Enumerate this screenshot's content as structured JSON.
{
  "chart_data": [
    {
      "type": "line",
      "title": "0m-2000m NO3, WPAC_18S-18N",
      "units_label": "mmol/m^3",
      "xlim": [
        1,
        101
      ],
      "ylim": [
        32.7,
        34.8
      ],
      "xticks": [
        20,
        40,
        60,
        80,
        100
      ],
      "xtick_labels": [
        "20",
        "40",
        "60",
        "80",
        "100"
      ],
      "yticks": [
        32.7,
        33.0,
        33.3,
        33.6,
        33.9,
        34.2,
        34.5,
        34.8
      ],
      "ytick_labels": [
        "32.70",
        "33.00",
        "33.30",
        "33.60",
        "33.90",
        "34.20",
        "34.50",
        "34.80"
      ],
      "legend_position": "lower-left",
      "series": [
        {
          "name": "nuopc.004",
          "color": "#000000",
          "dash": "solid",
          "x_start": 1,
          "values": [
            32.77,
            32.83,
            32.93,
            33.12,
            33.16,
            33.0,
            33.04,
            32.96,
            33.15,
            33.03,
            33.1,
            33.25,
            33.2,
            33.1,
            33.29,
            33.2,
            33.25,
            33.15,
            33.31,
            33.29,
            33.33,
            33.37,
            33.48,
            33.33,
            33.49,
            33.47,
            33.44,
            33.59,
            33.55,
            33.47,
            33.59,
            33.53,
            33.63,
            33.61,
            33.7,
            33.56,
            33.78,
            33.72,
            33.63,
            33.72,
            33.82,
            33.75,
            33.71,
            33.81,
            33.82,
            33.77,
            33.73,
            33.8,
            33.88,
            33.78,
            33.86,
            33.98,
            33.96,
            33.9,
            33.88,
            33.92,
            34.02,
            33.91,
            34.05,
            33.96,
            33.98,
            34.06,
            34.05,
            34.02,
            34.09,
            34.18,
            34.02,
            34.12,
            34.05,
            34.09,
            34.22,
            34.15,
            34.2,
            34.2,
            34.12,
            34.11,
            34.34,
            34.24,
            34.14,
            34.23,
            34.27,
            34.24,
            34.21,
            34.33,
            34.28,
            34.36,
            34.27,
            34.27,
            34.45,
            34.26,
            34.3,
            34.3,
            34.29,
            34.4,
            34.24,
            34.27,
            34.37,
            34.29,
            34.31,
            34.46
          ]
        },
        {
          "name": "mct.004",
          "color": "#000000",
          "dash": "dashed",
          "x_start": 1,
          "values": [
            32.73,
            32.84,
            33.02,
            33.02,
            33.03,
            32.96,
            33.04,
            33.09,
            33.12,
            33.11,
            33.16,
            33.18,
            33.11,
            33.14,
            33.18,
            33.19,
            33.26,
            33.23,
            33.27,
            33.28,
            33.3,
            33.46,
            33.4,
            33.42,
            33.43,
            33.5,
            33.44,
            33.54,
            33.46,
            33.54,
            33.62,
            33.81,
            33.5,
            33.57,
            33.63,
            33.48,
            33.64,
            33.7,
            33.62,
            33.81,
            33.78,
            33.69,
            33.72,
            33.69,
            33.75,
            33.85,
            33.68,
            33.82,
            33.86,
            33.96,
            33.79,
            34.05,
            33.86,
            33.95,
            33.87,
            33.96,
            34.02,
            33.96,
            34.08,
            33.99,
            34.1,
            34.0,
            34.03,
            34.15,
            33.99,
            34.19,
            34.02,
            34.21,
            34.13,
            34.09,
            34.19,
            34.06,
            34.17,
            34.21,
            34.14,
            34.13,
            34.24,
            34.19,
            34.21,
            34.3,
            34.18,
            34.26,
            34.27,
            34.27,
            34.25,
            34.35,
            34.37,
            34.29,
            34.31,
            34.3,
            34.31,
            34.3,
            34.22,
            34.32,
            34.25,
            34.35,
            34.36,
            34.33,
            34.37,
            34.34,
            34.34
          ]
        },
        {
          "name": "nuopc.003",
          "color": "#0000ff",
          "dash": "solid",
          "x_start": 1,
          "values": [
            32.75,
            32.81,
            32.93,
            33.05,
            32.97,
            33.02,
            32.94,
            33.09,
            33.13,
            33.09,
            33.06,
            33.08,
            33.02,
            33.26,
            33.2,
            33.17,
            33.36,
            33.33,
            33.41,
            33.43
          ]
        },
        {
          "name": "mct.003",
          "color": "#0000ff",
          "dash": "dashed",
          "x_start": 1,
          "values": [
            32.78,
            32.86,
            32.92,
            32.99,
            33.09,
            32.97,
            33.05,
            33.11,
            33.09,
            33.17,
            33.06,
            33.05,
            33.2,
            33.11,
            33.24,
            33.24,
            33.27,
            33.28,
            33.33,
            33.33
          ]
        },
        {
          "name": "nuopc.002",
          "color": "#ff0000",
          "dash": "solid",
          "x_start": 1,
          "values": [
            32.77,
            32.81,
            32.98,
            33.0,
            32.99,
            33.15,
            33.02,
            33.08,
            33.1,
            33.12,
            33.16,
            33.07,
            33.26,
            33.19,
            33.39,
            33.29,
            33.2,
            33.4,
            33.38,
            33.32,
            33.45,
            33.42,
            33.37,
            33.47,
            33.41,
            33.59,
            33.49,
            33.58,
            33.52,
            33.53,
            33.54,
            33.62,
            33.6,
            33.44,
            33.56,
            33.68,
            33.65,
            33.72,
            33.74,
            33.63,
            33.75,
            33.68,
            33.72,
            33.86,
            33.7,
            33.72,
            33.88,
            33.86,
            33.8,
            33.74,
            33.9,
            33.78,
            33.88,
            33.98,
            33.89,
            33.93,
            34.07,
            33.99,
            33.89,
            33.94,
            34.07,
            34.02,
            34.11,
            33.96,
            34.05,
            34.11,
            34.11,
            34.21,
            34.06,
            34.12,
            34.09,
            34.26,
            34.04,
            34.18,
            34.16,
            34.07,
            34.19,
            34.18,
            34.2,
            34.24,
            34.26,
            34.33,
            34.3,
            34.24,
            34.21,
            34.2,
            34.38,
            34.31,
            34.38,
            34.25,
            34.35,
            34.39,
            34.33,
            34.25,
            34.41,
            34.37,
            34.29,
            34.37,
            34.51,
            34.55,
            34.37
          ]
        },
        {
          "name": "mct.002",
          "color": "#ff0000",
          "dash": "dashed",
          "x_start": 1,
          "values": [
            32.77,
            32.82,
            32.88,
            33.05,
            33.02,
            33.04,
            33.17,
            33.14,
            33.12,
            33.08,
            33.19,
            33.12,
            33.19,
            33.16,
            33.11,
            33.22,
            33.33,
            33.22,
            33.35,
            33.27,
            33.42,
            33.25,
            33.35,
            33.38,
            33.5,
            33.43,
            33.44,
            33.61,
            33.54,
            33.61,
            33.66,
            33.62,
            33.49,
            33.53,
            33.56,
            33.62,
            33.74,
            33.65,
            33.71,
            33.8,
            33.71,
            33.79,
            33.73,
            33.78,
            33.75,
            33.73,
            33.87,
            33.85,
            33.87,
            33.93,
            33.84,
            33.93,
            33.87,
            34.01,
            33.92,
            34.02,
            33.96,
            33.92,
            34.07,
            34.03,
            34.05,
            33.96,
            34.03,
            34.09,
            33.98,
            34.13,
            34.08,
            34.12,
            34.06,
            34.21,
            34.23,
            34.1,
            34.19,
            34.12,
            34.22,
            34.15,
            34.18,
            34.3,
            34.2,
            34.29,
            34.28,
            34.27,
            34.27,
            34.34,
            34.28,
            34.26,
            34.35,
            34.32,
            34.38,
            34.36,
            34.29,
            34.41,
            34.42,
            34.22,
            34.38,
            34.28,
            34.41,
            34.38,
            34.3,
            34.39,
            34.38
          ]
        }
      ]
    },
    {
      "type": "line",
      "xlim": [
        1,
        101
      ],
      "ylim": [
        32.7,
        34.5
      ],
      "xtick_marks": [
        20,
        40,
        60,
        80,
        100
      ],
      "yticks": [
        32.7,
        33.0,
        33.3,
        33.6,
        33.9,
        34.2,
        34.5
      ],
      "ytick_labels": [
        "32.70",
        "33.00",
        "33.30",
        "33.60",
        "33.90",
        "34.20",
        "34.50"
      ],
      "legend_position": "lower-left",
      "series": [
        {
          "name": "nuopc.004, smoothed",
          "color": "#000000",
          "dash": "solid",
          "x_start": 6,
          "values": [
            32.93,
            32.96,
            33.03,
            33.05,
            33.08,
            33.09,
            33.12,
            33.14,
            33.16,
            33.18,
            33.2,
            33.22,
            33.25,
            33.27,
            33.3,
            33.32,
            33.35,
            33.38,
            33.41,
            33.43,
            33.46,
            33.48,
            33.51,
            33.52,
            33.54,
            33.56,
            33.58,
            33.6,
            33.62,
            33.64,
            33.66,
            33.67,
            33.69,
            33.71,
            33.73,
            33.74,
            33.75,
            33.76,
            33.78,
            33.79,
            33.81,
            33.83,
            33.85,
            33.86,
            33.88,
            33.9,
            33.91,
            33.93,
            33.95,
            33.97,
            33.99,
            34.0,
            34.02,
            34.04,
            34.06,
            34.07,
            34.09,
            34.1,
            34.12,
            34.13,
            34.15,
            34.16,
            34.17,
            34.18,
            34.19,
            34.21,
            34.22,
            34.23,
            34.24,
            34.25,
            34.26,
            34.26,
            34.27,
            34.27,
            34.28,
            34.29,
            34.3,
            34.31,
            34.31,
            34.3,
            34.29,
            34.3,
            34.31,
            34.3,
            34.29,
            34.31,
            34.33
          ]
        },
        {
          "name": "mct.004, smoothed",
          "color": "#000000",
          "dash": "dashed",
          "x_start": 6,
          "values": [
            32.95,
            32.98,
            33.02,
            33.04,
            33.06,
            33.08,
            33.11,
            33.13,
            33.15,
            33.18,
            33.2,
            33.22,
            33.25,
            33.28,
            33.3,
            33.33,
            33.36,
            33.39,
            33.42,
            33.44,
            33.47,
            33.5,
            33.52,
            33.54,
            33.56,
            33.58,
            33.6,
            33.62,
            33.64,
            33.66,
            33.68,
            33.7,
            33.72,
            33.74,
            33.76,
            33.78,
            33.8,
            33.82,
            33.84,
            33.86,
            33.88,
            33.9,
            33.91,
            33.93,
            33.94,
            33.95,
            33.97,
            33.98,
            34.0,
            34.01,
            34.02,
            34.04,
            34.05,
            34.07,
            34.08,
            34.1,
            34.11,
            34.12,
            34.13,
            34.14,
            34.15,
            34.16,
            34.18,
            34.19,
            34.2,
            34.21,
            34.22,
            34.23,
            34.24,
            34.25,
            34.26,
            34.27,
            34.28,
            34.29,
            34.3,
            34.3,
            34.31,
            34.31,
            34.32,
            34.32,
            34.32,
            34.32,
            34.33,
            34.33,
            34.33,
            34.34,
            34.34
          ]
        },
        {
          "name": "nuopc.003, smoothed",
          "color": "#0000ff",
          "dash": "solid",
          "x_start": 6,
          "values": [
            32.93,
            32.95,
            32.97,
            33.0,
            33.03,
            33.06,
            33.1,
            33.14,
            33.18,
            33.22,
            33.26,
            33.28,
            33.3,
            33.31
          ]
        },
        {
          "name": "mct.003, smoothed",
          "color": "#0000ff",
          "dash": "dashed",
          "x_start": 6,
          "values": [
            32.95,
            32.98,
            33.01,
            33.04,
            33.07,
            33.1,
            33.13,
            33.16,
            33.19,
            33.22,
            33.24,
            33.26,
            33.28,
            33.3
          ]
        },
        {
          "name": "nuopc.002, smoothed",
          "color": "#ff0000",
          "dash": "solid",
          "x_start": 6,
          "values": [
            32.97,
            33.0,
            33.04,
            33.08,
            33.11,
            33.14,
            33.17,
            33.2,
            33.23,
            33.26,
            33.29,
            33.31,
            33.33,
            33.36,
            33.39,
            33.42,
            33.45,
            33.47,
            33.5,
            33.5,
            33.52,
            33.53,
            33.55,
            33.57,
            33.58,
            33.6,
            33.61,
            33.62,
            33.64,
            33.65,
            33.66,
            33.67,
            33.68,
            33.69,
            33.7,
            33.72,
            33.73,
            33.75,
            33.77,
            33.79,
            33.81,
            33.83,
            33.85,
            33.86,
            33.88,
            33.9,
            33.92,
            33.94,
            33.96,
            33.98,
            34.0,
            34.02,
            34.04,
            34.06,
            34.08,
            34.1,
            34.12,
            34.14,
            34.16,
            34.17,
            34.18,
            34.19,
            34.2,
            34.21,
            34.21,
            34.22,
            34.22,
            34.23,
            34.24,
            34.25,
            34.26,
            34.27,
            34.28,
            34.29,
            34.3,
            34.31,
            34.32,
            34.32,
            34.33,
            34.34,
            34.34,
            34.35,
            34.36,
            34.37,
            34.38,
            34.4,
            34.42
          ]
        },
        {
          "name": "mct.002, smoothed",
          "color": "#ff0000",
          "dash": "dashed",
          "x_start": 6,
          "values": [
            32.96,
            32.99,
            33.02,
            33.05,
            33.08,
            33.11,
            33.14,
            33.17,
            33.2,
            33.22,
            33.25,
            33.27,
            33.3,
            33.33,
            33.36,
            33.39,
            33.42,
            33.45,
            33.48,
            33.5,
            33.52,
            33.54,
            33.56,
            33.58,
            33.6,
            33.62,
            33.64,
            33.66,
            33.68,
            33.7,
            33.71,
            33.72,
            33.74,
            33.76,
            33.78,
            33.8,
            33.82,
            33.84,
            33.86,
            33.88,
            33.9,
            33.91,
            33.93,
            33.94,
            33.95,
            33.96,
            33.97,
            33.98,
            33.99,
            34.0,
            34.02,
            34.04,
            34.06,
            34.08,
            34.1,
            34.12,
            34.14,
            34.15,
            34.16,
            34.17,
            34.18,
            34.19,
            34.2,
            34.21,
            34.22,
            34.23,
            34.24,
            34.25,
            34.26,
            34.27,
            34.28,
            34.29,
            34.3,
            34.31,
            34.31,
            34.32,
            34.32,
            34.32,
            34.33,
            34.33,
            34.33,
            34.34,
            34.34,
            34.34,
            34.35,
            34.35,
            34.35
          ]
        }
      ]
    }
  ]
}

What the exercise asks: Looking at the listing above, how many of its lines contain the string "name"? Give the number alone.

Final result: 12